* GIVEN ENTRIES

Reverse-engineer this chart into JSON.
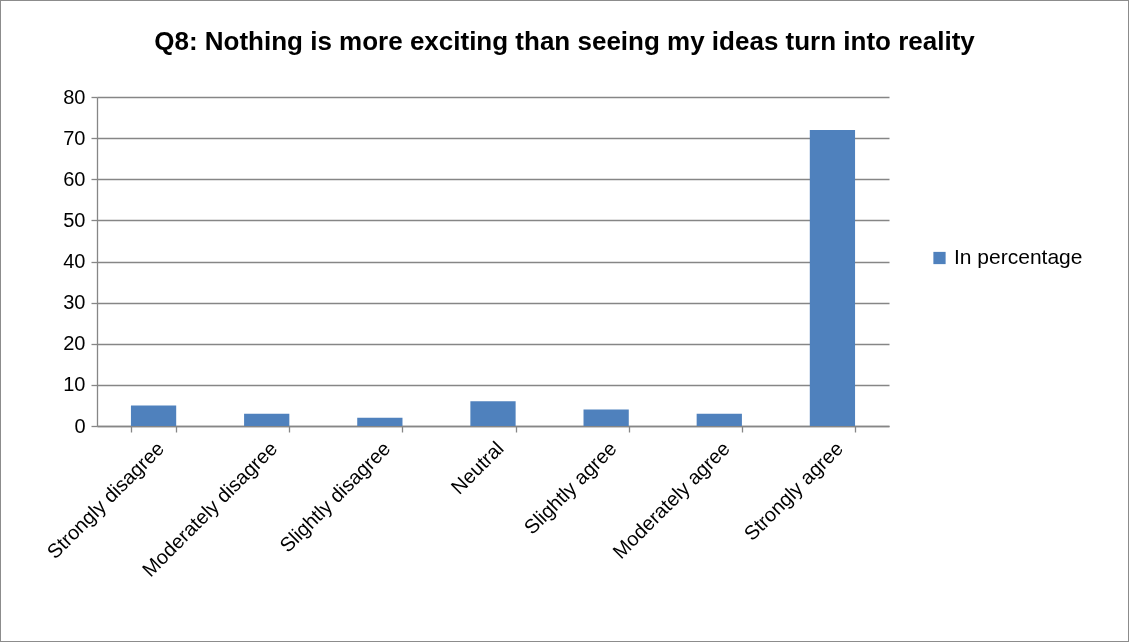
{
  "chart_data": {
    "type": "bar",
    "title": "Q8: Nothing is more exciting than seeing my ideas turn into reality",
    "categories": [
      "Strongly disagree",
      "Moderately disagree",
      "Slightly disagree",
      "Neutral",
      "Slightly agree",
      "Moderately agree",
      "Strongly agree"
    ],
    "series": [
      {
        "name": "In percentage",
        "color": "#4f81bd",
        "values": [
          5,
          3,
          2,
          6,
          4,
          3,
          72
        ]
      }
    ],
    "ylim": [
      0,
      80
    ],
    "yticks": [
      0,
      10,
      20,
      30,
      40,
      50,
      60,
      70,
      80
    ],
    "grid": "y",
    "legend": "right"
  }
}
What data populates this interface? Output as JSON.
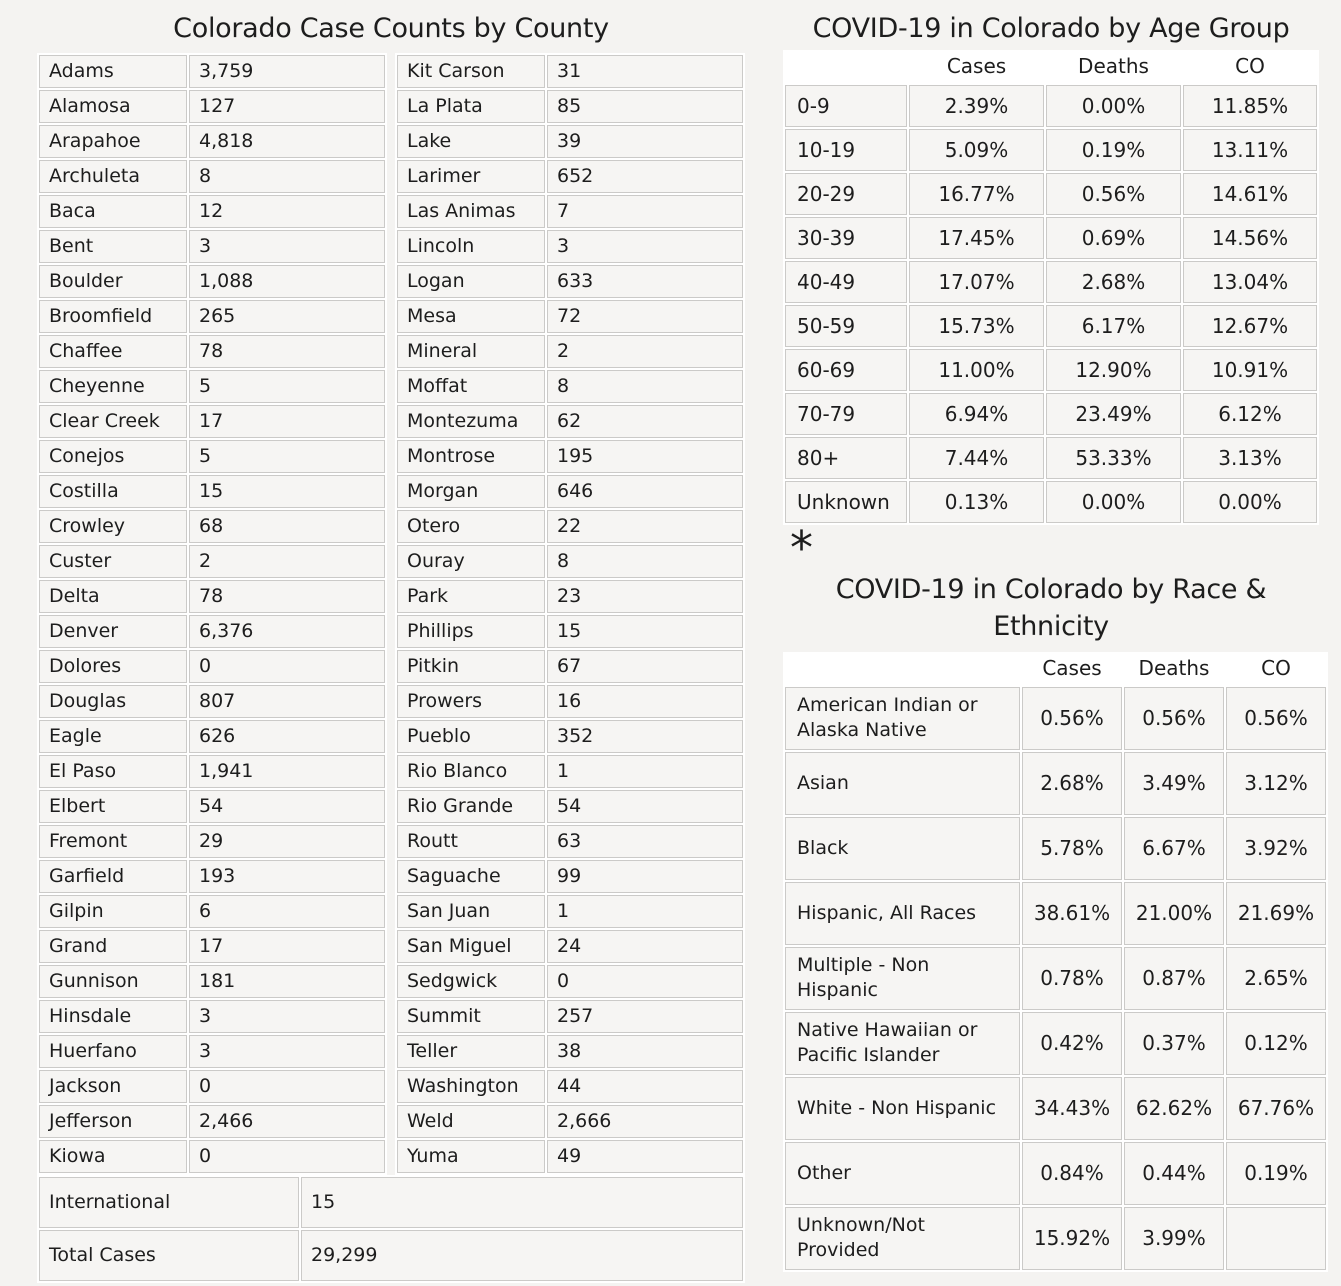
{
  "colors": {
    "page_background": "#f4f3f1",
    "cell_background": "#f6f5f3",
    "cell_border": "#cbcac8",
    "grid_gap": "#ffffff",
    "text": "#1d1d1d"
  },
  "footnote_marker": "*",
  "chart_data": [
    {
      "type": "table",
      "title": "Colorado Case Counts by County",
      "rows_left": [
        [
          "Adams",
          "3,759"
        ],
        [
          "Alamosa",
          "127"
        ],
        [
          "Arapahoe",
          "4,818"
        ],
        [
          "Archuleta",
          "8"
        ],
        [
          "Baca",
          "12"
        ],
        [
          "Bent",
          "3"
        ],
        [
          "Boulder",
          "1,088"
        ],
        [
          "Broomfield",
          "265"
        ],
        [
          "Chaffee",
          "78"
        ],
        [
          "Cheyenne",
          "5"
        ],
        [
          "Clear Creek",
          "17"
        ],
        [
          "Conejos",
          "5"
        ],
        [
          "Costilla",
          "15"
        ],
        [
          "Crowley",
          "68"
        ],
        [
          "Custer",
          "2"
        ],
        [
          "Delta",
          "78"
        ],
        [
          "Denver",
          "6,376"
        ],
        [
          "Dolores",
          "0"
        ],
        [
          "Douglas",
          "807"
        ],
        [
          "Eagle",
          "626"
        ],
        [
          "El Paso",
          "1,941"
        ],
        [
          "Elbert",
          "54"
        ],
        [
          "Fremont",
          "29"
        ],
        [
          "Garfield",
          "193"
        ],
        [
          "Gilpin",
          "6"
        ],
        [
          "Grand",
          "17"
        ],
        [
          "Gunnison",
          "181"
        ],
        [
          "Hinsdale",
          "3"
        ],
        [
          "Huerfano",
          "3"
        ],
        [
          "Jackson",
          "0"
        ],
        [
          "Jefferson",
          "2,466"
        ],
        [
          "Kiowa",
          "0"
        ]
      ],
      "rows_right": [
        [
          "Kit Carson",
          "31"
        ],
        [
          "La Plata",
          "85"
        ],
        [
          "Lake",
          "39"
        ],
        [
          "Larimer",
          "652"
        ],
        [
          "Las Animas",
          "7"
        ],
        [
          "Lincoln",
          "3"
        ],
        [
          "Logan",
          "633"
        ],
        [
          "Mesa",
          "72"
        ],
        [
          "Mineral",
          "2"
        ],
        [
          "Moffat",
          "8"
        ],
        [
          "Montezuma",
          "62"
        ],
        [
          "Montrose",
          "195"
        ],
        [
          "Morgan",
          "646"
        ],
        [
          "Otero",
          "22"
        ],
        [
          "Ouray",
          "8"
        ],
        [
          "Park",
          "23"
        ],
        [
          "Phillips",
          "15"
        ],
        [
          "Pitkin",
          "67"
        ],
        [
          "Prowers",
          "16"
        ],
        [
          "Pueblo",
          "352"
        ],
        [
          "Rio Blanco",
          "1"
        ],
        [
          "Rio Grande",
          "54"
        ],
        [
          "Routt",
          "63"
        ],
        [
          "Saguache",
          "99"
        ],
        [
          "San Juan",
          "1"
        ],
        [
          "San Miguel",
          "24"
        ],
        [
          "Sedgwick",
          "0"
        ],
        [
          "Summit",
          "257"
        ],
        [
          "Teller",
          "38"
        ],
        [
          "Washington",
          "44"
        ],
        [
          "Weld",
          "2,666"
        ],
        [
          "Yuma",
          "49"
        ]
      ],
      "footer_rows": [
        [
          "International",
          "15"
        ],
        [
          "Total Cases",
          "29,299"
        ]
      ]
    },
    {
      "type": "table",
      "title": "COVID-19 in Colorado by Age Group",
      "columns": [
        "Cases",
        "Deaths",
        "CO"
      ],
      "rows": [
        [
          "0-9",
          "2.39%",
          "0.00%",
          "11.85%"
        ],
        [
          "10-19",
          "5.09%",
          "0.19%",
          "13.11%"
        ],
        [
          "20-29",
          "16.77%",
          "0.56%",
          "14.61%"
        ],
        [
          "30-39",
          "17.45%",
          "0.69%",
          "14.56%"
        ],
        [
          "40-49",
          "17.07%",
          "2.68%",
          "13.04%"
        ],
        [
          "50-59",
          "15.73%",
          "6.17%",
          "12.67%"
        ],
        [
          "60-69",
          "11.00%",
          "12.90%",
          "10.91%"
        ],
        [
          "70-79",
          "6.94%",
          "23.49%",
          "6.12%"
        ],
        [
          "80+",
          "7.44%",
          "53.33%",
          "3.13%"
        ],
        [
          "Unknown",
          "0.13%",
          "0.00%",
          "0.00%"
        ]
      ]
    },
    {
      "type": "table",
      "title": "COVID-19 in Colorado by Race & Ethnicity",
      "columns": [
        "Cases",
        "Deaths",
        "CO"
      ],
      "rows": [
        [
          "American Indian or Alaska Native",
          "0.56%",
          "0.56%",
          "0.56%"
        ],
        [
          "Asian",
          "2.68%",
          "3.49%",
          "3.12%"
        ],
        [
          "Black",
          "5.78%",
          "6.67%",
          "3.92%"
        ],
        [
          "Hispanic, All Races",
          "38.61%",
          "21.00%",
          "21.69%"
        ],
        [
          "Multiple - Non Hispanic",
          "0.78%",
          "0.87%",
          "2.65%"
        ],
        [
          "Native Hawaiian or Pacific Islander",
          "0.42%",
          "0.37%",
          "0.12%"
        ],
        [
          "White - Non Hispanic",
          "34.43%",
          "62.62%",
          "67.76%"
        ],
        [
          "Other",
          "0.84%",
          "0.44%",
          "0.19%"
        ],
        [
          "Unknown/Not Provided",
          "15.92%",
          "3.99%",
          ""
        ]
      ]
    }
  ]
}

* SHORT PROBLEM
Search the data above for lines holding "COVID" and copy each of them.

* RESULT FOR THIS TASK
      "title": "COVID-19 in Colorado by Age Group",
      "title": "COVID-19 in Colorado by Race & Ethnicity",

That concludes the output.